Objective => Transcribe the entries that follow exactly as they appear, minus pictures.

Dataset listings of figures
____________________

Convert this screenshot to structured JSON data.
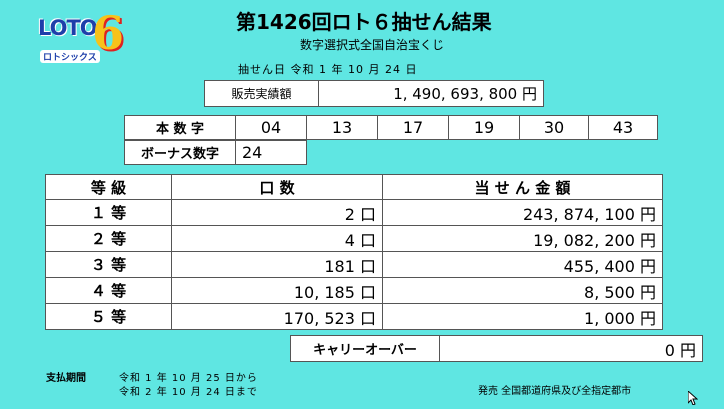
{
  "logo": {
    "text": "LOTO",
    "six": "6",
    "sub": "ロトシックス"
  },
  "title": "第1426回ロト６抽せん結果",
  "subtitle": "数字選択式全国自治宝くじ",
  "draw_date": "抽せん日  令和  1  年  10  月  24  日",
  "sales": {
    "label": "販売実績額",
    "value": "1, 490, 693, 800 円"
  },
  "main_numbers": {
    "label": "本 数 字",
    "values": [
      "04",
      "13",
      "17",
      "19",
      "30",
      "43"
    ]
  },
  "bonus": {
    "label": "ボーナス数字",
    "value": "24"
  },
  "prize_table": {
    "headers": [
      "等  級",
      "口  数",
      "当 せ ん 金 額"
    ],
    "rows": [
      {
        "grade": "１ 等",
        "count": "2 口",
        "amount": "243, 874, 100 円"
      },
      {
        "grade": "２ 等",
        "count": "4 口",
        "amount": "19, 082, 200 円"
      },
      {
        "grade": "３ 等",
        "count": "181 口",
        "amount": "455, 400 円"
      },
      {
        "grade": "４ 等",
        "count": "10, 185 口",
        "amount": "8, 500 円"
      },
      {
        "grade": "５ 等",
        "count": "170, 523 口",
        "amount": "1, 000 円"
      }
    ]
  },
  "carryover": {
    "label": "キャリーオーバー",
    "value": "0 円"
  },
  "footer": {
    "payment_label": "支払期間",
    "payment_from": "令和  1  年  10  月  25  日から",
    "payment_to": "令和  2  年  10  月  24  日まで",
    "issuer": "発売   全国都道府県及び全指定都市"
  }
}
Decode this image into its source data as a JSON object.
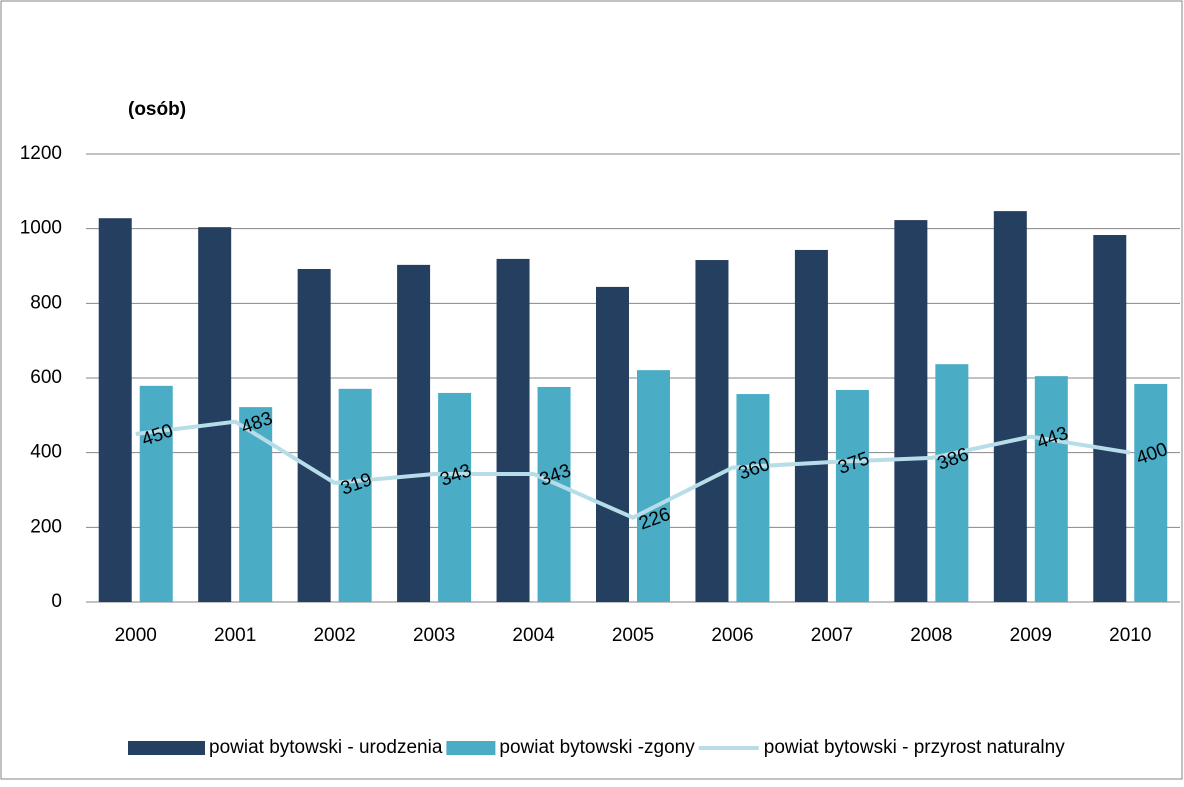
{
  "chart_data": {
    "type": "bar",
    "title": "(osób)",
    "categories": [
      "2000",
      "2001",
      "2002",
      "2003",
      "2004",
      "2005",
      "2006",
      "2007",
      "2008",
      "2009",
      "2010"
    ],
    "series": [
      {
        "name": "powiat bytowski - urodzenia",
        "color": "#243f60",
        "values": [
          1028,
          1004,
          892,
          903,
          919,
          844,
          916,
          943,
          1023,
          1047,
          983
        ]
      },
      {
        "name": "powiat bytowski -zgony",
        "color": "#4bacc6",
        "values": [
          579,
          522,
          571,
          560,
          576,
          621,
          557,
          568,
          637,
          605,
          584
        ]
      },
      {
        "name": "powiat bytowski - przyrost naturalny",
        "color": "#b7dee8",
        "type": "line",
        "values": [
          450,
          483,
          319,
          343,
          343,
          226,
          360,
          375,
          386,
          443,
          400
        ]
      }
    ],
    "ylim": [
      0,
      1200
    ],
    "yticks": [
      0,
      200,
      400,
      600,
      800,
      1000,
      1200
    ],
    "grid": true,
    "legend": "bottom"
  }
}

____________________

Right answer =>
Convert this screenshot to structured JSON data.
{
  "logo": {
    "text": "LOTO",
    "six": "6",
    "sub": "ロトシックス"
  },
  "title": "第1426回ロト６抽せん結果",
  "subtitle": "数字選択式全国自治宝くじ",
  "draw_date": "抽せん日  令和  1  年  10  月  24  日",
  "sales": {
    "label": "販売実績額",
    "value": "1, 490, 693, 800 円"
  },
  "main_numbers": {
    "label": "本 数 字",
    "values": [
      "04",
      "13",
      "17",
      "19",
      "30",
      "43"
    ]
  },
  "bonus": {
    "label": "ボーナス数字",
    "value": "24"
  },
  "prize_table": {
    "headers": [
      "等  級",
      "口  数",
      "当 せ ん 金 額"
    ],
    "rows": [
      {
        "grade": "１ 等",
        "count": "2 口",
        "amount": "243, 874, 100 円"
      },
      {
        "grade": "２ 等",
        "count": "4 口",
        "amount": "19, 082, 200 円"
      },
      {
        "grade": "３ 等",
        "count": "181 口",
        "amount": "455, 400 円"
      },
      {
        "grade": "４ 等",
        "count": "10, 185 口",
        "amount": "8, 500 円"
      },
      {
        "grade": "５ 等",
        "count": "170, 523 口",
        "amount": "1, 000 円"
      }
    ]
  },
  "carryover": {
    "label": "キャリーオーバー",
    "value": "0 円"
  },
  "footer": {
    "payment_label": "支払期間",
    "payment_from": "令和  1  年  10  月  25  日から",
    "payment_to": "令和  2  年  10  月  24  日まで",
    "issuer": "発売   全国都道府県及び全指定都市"
  }
}
Decode this image into its source data as a JSON object.
{
  "chart_data": {
    "type": "bar",
    "title": "(osób)",
    "categories": [
      "2000",
      "2001",
      "2002",
      "2003",
      "2004",
      "2005",
      "2006",
      "2007",
      "2008",
      "2009",
      "2010"
    ],
    "series": [
      {
        "name": "powiat bytowski - urodzenia",
        "color": "#243f60",
        "values": [
          1028,
          1004,
          892,
          903,
          919,
          844,
          916,
          943,
          1023,
          1047,
          983
        ]
      },
      {
        "name": "powiat bytowski -zgony",
        "color": "#4bacc6",
        "values": [
          579,
          522,
          571,
          560,
          576,
          621,
          557,
          568,
          637,
          605,
          584
        ]
      },
      {
        "name": "powiat bytowski - przyrost naturalny",
        "color": "#b7dee8",
        "type": "line",
        "values": [
          450,
          483,
          319,
          343,
          343,
          226,
          360,
          375,
          386,
          443,
          400
        ]
      }
    ],
    "ylim": [
      0,
      1200
    ],
    "yticks": [
      0,
      200,
      400,
      600,
      800,
      1000,
      1200
    ],
    "grid": true,
    "legend": "bottom"
  }
}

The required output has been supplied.